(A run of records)

------------------------------

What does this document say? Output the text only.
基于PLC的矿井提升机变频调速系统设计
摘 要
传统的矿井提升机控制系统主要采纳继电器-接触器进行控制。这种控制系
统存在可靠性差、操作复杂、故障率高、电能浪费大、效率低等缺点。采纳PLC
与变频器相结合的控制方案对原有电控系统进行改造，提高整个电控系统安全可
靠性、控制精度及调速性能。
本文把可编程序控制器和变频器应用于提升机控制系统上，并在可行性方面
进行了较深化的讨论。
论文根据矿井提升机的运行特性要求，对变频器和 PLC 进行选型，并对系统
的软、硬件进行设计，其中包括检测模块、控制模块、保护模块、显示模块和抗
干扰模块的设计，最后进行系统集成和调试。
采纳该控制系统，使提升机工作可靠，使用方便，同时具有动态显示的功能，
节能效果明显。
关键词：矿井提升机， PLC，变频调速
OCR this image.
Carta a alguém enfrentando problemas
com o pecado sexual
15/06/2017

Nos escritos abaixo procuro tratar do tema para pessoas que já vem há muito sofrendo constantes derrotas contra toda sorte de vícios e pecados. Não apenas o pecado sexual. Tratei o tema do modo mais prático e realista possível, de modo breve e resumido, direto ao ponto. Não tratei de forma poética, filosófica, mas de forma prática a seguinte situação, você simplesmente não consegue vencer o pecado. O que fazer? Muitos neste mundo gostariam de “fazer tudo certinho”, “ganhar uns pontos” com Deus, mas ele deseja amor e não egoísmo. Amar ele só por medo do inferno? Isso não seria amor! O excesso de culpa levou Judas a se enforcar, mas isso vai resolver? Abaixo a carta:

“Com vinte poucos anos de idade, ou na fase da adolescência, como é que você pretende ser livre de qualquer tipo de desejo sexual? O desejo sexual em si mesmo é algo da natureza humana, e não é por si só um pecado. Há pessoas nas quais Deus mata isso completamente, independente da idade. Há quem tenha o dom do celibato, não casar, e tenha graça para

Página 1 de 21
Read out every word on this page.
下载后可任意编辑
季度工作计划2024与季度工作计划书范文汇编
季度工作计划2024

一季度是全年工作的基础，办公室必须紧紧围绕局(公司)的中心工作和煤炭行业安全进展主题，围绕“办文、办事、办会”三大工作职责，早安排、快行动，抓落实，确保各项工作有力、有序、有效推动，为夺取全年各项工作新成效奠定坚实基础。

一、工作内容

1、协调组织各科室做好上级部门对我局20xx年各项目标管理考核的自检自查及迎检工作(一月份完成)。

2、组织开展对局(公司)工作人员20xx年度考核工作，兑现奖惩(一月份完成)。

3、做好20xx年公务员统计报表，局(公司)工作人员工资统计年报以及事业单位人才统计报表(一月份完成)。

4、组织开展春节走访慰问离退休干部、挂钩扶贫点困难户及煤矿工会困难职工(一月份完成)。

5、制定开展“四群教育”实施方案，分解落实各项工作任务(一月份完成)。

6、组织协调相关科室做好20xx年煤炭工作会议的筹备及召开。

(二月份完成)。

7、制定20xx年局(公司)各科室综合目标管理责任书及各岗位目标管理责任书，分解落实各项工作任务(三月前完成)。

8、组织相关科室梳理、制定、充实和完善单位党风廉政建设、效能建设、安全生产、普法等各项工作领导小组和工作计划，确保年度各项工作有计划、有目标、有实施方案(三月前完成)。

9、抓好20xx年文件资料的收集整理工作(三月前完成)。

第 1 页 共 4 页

------------------------------

SET PROBLEM: Out of the records, collect only those lines that contain the string "Deus".

COMPLETE OUTPUT:
Nos escritos abaixo procuro tratar do tema para pessoas que já vem há muito sofrendo constantes derrotas contra toda sorte de vícios e pecados. Não apenas o pecado sexual. Tratei o tema do modo mais prático e realista possível, de modo breve e resumido, direto ao ponto. Não tratei de forma poética, filosófica, mas de forma prática a seguinte situação, você simplesmente não consegue vencer o pecado. O que fazer? Muitos neste mundo gostariam de “fazer tudo certinho”, “ganhar uns pontos” com Deus, mas ele deseja amor e não egoísmo. Amar ele só por medo do inferno? Isso não seria amor! O excesso de culpa levou Judas a se enforcar, mas isso vai resolver? Abaixo a carta:
“Com vinte poucos anos de idade, ou na fase da adolescência, como é que você pretende ser livre de qualquer tipo de desejo sexual? O desejo sexual em si mesmo é algo da natureza humana, e não é por si só um pecado. Há pessoas nas quais Deus mata isso completamente, independente da idade. Há quem tenha o dom do celibato, não casar, e tenha graça para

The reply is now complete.